## [MATERIAL PROVIDED]
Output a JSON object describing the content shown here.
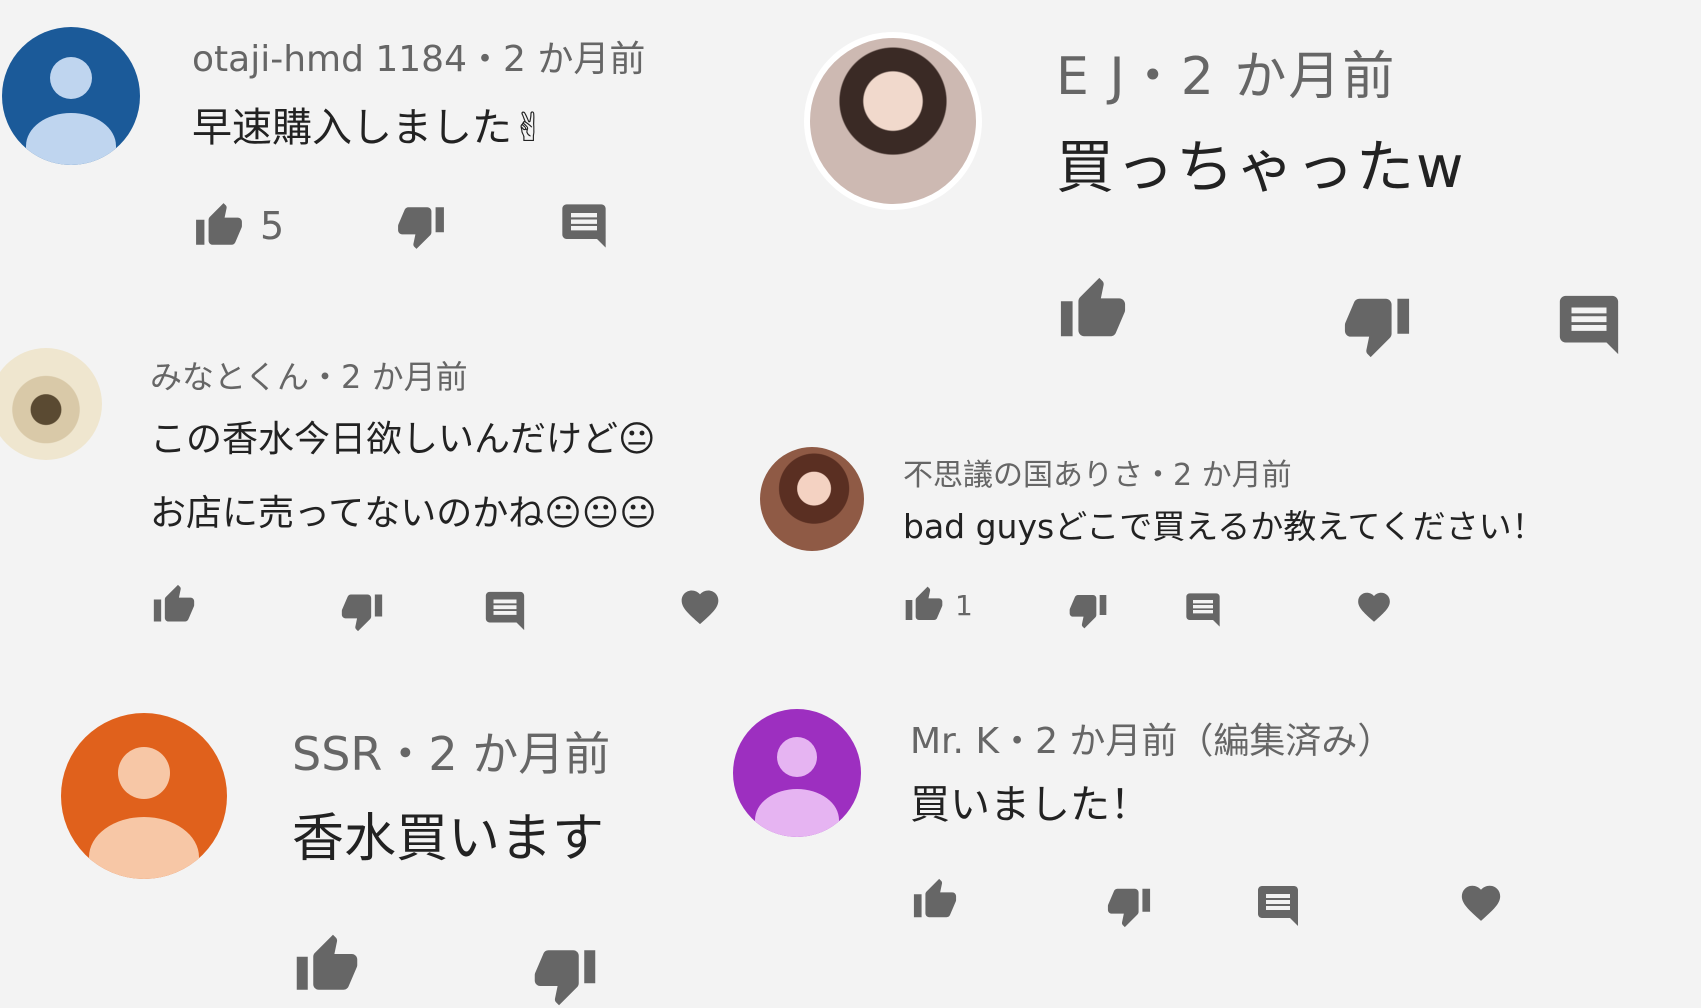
{
  "comments": [
    {
      "author": "otaji-hmd 1184",
      "time": "・2 か月前",
      "text": "早速購入しました✌",
      "likes": "5",
      "avatar_color": "#1b5a99",
      "avatar_light": "#bfd5ef"
    },
    {
      "author": "E J",
      "time": "・2 か月前",
      "text": "買っちゃったw"
    },
    {
      "author": "みなとくん",
      "time": "・2 か月前",
      "text_line1": "この香水今日欲しいんだけど😐",
      "text_line2": "お店に売ってないのかね😐😐😐"
    },
    {
      "author": "不思議の国ありさ",
      "time": "・2 か月前",
      "text": "bad guysどこで買えるか教えてください！",
      "likes": "1"
    },
    {
      "author": "SSR",
      "time": "・2 か月前",
      "text": "香水買います",
      "avatar_color": "#e0611c",
      "avatar_light": "#f7c7a6"
    },
    {
      "author": "Mr. K",
      "time": "・2 か月前（編集済み）",
      "text": "買いました！",
      "avatar_color": "#9d2fc0",
      "avatar_light": "#e6b4f2"
    }
  ],
  "icons": [
    "thumb-up-icon",
    "thumb-down-icon",
    "reply-icon",
    "heart-icon"
  ]
}
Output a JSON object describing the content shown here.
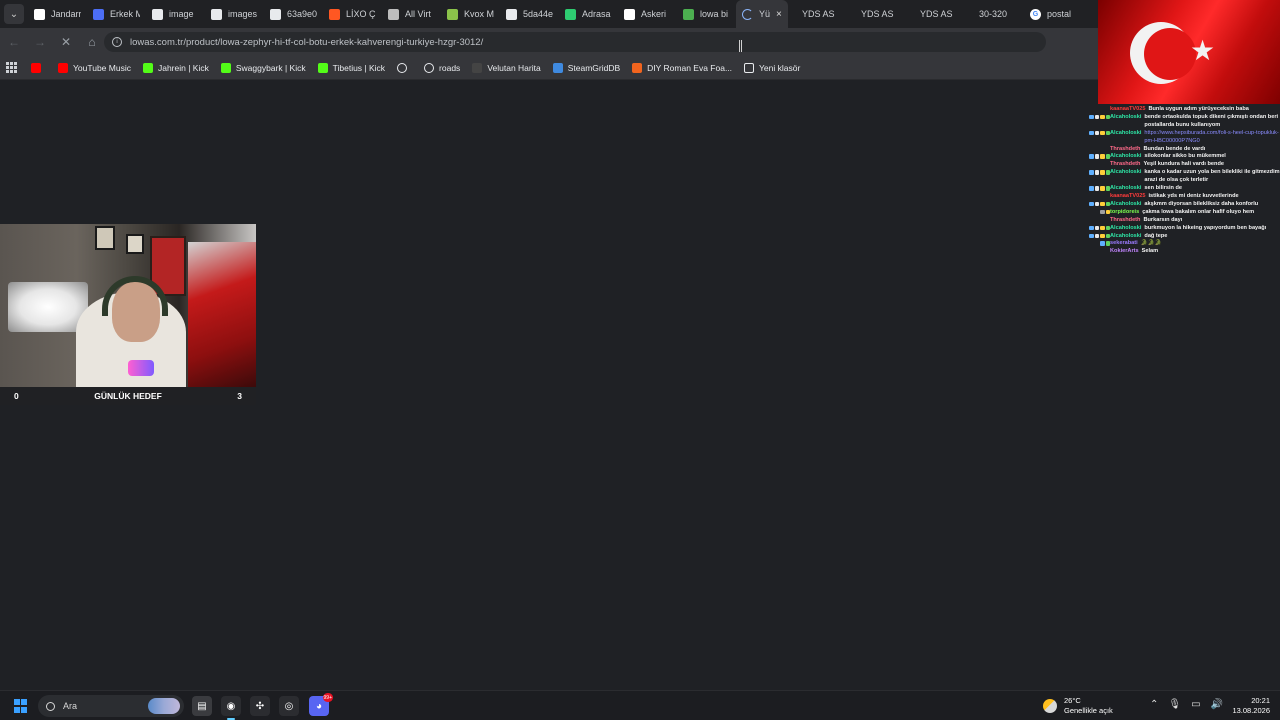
{
  "browser": {
    "tabs": [
      {
        "label": "Jandarr",
        "icon": "jandarma-favicon-icon",
        "color": "#ffffff"
      },
      {
        "label": "Erkek M",
        "icon": "quill-favicon-icon",
        "color": "#4c6ef5"
      },
      {
        "label": "image",
        "icon": "globe-favicon-icon",
        "color": "#e8eaed"
      },
      {
        "label": "images",
        "icon": "globe-favicon-icon",
        "color": "#e8eaed"
      },
      {
        "label": "63a9e0",
        "icon": "globe-favicon-icon",
        "color": "#e8eaed"
      },
      {
        "label": "LİXO Ç",
        "icon": "lixo-favicon-icon",
        "color": "#ff5722"
      },
      {
        "label": "All Virt",
        "icon": "doc-favicon-icon",
        "color": "#bdbdbd"
      },
      {
        "label": "Kvox M",
        "icon": "kvox-favicon-icon",
        "color": "#8bc34a"
      },
      {
        "label": "5da44e",
        "icon": "globe-favicon-icon",
        "color": "#e8eaed"
      },
      {
        "label": "Adrasa",
        "icon": "m-favicon-icon",
        "color": "#2ecc71"
      },
      {
        "label": "Askeri",
        "icon": "askeri-favicon-icon",
        "color": "#ffffff"
      },
      {
        "label": "lowa bi",
        "icon": "lowa-favicon-icon",
        "color": "#4caf50"
      }
    ],
    "active_tab": {
      "label": "Yü",
      "close": "×"
    },
    "more_tabs": [
      "YDS AS",
      "YDS AS",
      "YDS AS",
      "30-320"
    ],
    "last_tab": {
      "label": "postal",
      "icon": "google-favicon-icon"
    },
    "url": "lowas.com.tr/product/lowa-zephyr-hi-tf-col-botu-erkek-kahverengi-turkiye-hzgr-3012/",
    "bookmarks": [
      {
        "label": "",
        "icon": "youtube-icon",
        "color": "#ff0000"
      },
      {
        "label": "YouTube Music",
        "icon": "youtube-music-icon",
        "color": "#ff0000"
      },
      {
        "label": "Jahrein | Kick",
        "icon": "kick-icon",
        "color": "#53fc18"
      },
      {
        "label": "Swaggybark | Kick",
        "icon": "kick-icon",
        "color": "#53fc18"
      },
      {
        "label": "Tibetius | Kick",
        "icon": "kick-icon",
        "color": "#53fc18"
      },
      {
        "label": "",
        "icon": "globe-icon",
        "color": "#e8eaed"
      },
      {
        "label": "roads",
        "icon": "roads-icon",
        "color": "#e8eaed"
      },
      {
        "label": "Velutan Harita",
        "icon": "velutan-icon",
        "color": "#444444"
      },
      {
        "label": "SteamGridDB",
        "icon": "steamgriddb-icon",
        "color": "#3f8ae0"
      },
      {
        "label": "DIY Roman Eva Foa...",
        "icon": "etsy-icon",
        "color": "#f1641e"
      },
      {
        "label": "Yeni klasör",
        "icon": "folder-icon",
        "color": "#e8eaed"
      }
    ]
  },
  "overlay": {
    "goal": {
      "current": "0",
      "label": "GÜNLÜK HEDEF",
      "target": "3"
    }
  },
  "chat": [
    {
      "user": "kaanaaTV025",
      "color": "#ff3b3b",
      "badges": [],
      "msg": "Bunla uygun adım yürüyeceksin baba"
    },
    {
      "user": "Alcaholoski",
      "color": "#2ee6a6",
      "badges": [
        "#5fb0ff",
        "#e8e8e8",
        "#ffcf3a",
        "#5fd35f"
      ],
      "msg": "bende ortaokulda topuk dikeni çıkmıştı ondan beri postallarda bunu kullanıyom"
    },
    {
      "user": "Alcaholoski",
      "color": "#2ee6a6",
      "badges": [
        "#5fb0ff",
        "#e8e8e8",
        "#ffcf3a",
        "#5fd35f"
      ],
      "msg": "https://www.hepsiburada.com/foli-s-heel-cup-topukluk-pm-HBC00000P7NG0",
      "link": true
    },
    {
      "user": "Thrashdeth",
      "color": "#ff6a8a",
      "badges": [],
      "msg": "Bundan bende de vardı"
    },
    {
      "user": "Alcaholoski",
      "color": "#2ee6a6",
      "badges": [
        "#5fb0ff",
        "#e8e8e8",
        "#ffcf3a",
        "#5fd35f"
      ],
      "msg": "silokonlar sikko bu mükemmel"
    },
    {
      "user": "Thrashdeth",
      "color": "#ff6a8a",
      "badges": [],
      "msg": "Yeşil kundura hali vardı bende"
    },
    {
      "user": "Alcaholoski",
      "color": "#2ee6a6",
      "badges": [
        "#5fb0ff",
        "#e8e8e8",
        "#ffcf3a",
        "#5fd35f"
      ],
      "msg": "kanka o kadar uzun yola ben bilekliki ile gitmezdim arazi de olsa çok terletir"
    },
    {
      "user": "Alcaholoski",
      "color": "#2ee6a6",
      "badges": [
        "#5fb0ff",
        "#e8e8e8",
        "#ffcf3a",
        "#5fd35f"
      ],
      "msg": "sen bilirsin de"
    },
    {
      "user": "kaanaaTV025",
      "color": "#ff3b3b",
      "badges": [],
      "msg": "istikak yds mi deniz kuvvetlerinde"
    },
    {
      "user": "Alcaholoski",
      "color": "#2ee6a6",
      "badges": [
        "#5fb0ff",
        "#e8e8e8",
        "#ffcf3a",
        "#5fd35f"
      ],
      "msg": "akşkmm diyorsan bilekliksiz daha konforlu"
    },
    {
      "user": "torpidoreis",
      "color": "#7cff4f",
      "badges": [
        "#a0a0a0",
        "#ffcf3a"
      ],
      "msg": "çakma lowa bakalım onlar hafif oluyo hem"
    },
    {
      "user": "Thrashdeth",
      "color": "#ff6a8a",
      "badges": [],
      "msg": "Burkarsın dayı"
    },
    {
      "user": "Alcaholoski",
      "color": "#2ee6a6",
      "badges": [
        "#5fb0ff",
        "#e8e8e8",
        "#ffcf3a",
        "#5fd35f"
      ],
      "msg": "burkmuyon la hikeing yapıyordum ben bayağı"
    },
    {
      "user": "Alcaholoski",
      "color": "#2ee6a6",
      "badges": [
        "#5fb0ff",
        "#e8e8e8",
        "#ffcf3a",
        "#5fd35f"
      ],
      "msg": "dağ tepe"
    },
    {
      "user": "sekerabati",
      "color": "#9b7bff",
      "badges": [
        "#5fb0ff",
        "#5fd35f"
      ],
      "msg": "🐊🐊🐊"
    },
    {
      "user": "KokierArts",
      "color": "#c084fc",
      "badges": [],
      "msg": "Selam"
    }
  ],
  "taskbar": {
    "search_placeholder": "Ara",
    "apps": [
      {
        "name": "file-manager-icon",
        "color": "#3a3b3f",
        "glyph": "▤"
      },
      {
        "name": "chrome-icon",
        "color": "#2b2c30",
        "glyph": "◉"
      },
      {
        "name": "settings-app-icon",
        "color": "#2b2c30",
        "glyph": "✣"
      },
      {
        "name": "opera-icon",
        "color": "#2b2c30",
        "glyph": "◎"
      },
      {
        "name": "discord-icon",
        "color": "#5865f2",
        "glyph": "◕",
        "badge": "99+"
      }
    ],
    "weather": {
      "temp": "26°C",
      "desc": "Genellikle açık"
    },
    "time": "20:21",
    "date": "13.08.2026"
  }
}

## [WORK TO COMPLETE]
Scan the listing above. Collect all lines with the word "vardı".

## [TASK RESULT]
      "msg": "Bundan bende de vardı"
      "msg": "Yeşil kundura hali vardı bende"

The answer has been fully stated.